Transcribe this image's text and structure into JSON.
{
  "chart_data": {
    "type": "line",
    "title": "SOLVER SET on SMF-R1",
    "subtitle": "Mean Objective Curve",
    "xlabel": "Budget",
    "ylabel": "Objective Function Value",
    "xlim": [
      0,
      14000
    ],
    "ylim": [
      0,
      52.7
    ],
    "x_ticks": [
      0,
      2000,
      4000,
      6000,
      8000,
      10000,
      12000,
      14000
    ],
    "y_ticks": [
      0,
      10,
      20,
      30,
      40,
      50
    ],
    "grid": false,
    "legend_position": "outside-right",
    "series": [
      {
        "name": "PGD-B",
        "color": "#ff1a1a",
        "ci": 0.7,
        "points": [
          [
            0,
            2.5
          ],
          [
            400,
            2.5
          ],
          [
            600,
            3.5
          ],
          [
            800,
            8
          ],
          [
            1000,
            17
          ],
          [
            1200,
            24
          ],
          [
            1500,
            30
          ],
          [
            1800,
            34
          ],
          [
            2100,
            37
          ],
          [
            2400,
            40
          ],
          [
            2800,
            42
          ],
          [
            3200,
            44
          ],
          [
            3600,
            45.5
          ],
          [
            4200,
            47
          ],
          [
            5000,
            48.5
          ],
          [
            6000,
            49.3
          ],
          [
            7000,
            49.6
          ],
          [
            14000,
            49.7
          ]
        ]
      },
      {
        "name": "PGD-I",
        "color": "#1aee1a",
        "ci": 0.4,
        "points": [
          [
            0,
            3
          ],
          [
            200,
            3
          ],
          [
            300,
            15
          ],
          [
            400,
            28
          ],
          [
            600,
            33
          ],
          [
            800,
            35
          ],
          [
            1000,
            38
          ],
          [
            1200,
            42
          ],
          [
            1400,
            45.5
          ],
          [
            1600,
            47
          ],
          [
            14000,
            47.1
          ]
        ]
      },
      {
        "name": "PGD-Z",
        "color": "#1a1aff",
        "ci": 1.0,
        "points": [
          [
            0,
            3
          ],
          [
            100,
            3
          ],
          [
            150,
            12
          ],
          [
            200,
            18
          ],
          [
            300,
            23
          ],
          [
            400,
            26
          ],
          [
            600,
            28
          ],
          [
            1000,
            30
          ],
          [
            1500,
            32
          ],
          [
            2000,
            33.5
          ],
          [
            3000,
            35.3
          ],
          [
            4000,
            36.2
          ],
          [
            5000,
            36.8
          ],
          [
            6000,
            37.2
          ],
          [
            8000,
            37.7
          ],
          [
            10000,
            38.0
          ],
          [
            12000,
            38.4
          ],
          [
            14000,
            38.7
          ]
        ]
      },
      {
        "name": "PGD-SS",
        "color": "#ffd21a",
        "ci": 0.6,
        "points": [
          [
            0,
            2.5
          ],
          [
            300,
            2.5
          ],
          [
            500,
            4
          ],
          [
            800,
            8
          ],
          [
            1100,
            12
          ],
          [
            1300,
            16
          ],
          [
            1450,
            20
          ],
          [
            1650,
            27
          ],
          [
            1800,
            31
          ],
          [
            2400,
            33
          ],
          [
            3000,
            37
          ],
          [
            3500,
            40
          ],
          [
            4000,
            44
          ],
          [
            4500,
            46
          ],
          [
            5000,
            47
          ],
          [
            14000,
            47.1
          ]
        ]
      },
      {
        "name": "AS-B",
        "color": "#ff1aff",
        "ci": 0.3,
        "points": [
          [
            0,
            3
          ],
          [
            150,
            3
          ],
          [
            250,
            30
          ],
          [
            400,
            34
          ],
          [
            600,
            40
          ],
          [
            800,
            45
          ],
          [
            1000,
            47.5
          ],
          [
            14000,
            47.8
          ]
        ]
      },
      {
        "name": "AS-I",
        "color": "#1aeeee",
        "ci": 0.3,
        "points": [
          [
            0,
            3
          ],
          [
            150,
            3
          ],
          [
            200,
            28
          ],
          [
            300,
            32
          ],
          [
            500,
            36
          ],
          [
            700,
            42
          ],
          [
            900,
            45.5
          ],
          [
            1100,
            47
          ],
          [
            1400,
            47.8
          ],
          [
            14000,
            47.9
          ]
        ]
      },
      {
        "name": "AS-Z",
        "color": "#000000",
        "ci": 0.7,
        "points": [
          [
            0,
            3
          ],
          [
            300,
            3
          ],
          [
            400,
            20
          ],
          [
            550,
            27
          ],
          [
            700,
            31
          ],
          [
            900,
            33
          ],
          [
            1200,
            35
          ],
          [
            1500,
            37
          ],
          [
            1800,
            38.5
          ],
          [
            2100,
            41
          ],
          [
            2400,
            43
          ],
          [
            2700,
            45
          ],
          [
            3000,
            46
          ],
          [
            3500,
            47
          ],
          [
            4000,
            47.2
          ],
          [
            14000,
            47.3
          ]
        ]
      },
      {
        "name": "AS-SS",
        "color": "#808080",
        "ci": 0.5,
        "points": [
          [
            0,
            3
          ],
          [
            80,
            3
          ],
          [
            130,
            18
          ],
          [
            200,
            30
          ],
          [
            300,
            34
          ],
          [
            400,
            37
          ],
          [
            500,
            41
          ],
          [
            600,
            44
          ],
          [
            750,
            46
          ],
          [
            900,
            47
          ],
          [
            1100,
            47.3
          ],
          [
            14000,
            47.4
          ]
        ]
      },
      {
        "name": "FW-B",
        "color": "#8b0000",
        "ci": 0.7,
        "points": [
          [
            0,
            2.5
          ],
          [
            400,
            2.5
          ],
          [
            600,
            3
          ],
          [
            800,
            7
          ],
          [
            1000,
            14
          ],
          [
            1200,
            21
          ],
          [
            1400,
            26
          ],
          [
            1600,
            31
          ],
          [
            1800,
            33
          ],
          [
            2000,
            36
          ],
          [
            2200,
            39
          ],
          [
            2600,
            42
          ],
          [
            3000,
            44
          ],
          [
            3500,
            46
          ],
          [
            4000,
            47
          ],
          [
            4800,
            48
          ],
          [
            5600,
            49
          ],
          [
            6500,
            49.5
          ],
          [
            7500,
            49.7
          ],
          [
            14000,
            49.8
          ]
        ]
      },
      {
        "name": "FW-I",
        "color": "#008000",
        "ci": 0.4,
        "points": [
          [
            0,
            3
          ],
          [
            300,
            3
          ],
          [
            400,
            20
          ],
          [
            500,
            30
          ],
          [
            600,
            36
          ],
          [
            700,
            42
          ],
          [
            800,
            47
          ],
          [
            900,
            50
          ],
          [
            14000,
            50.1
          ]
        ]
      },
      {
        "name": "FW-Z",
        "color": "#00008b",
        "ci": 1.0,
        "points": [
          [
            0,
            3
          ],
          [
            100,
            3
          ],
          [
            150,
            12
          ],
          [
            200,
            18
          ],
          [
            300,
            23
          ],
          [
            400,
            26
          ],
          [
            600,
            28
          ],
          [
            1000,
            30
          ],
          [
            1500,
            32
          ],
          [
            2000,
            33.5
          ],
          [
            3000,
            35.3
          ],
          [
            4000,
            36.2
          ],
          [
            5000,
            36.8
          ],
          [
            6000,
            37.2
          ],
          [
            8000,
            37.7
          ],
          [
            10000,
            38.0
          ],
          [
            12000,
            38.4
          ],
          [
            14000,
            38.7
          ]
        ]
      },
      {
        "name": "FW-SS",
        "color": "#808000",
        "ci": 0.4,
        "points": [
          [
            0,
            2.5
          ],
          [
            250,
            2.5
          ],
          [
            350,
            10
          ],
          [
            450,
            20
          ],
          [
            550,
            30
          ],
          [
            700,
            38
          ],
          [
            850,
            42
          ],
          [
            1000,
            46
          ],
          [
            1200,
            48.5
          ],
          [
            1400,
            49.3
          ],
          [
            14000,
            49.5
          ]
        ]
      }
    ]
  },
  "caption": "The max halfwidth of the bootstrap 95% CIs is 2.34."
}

-.-.-

## [DO THIS]
For each line in the data above that contains the string "color", extract the line.

## [EXERCISE OUTPUT]
        "color": "#ff1a1a",
        "color": "#1aee1a",
        "color": "#1a1aff",
        "color": "#ffd21a",
        "color": "#ff1aff",
        "color": "#1aeeee",
        "color": "#000000",
        "color": "#808080",
        "color": "#8b0000",
        "color": "#008000",
        "color": "#00008b",
        "color": "#808000",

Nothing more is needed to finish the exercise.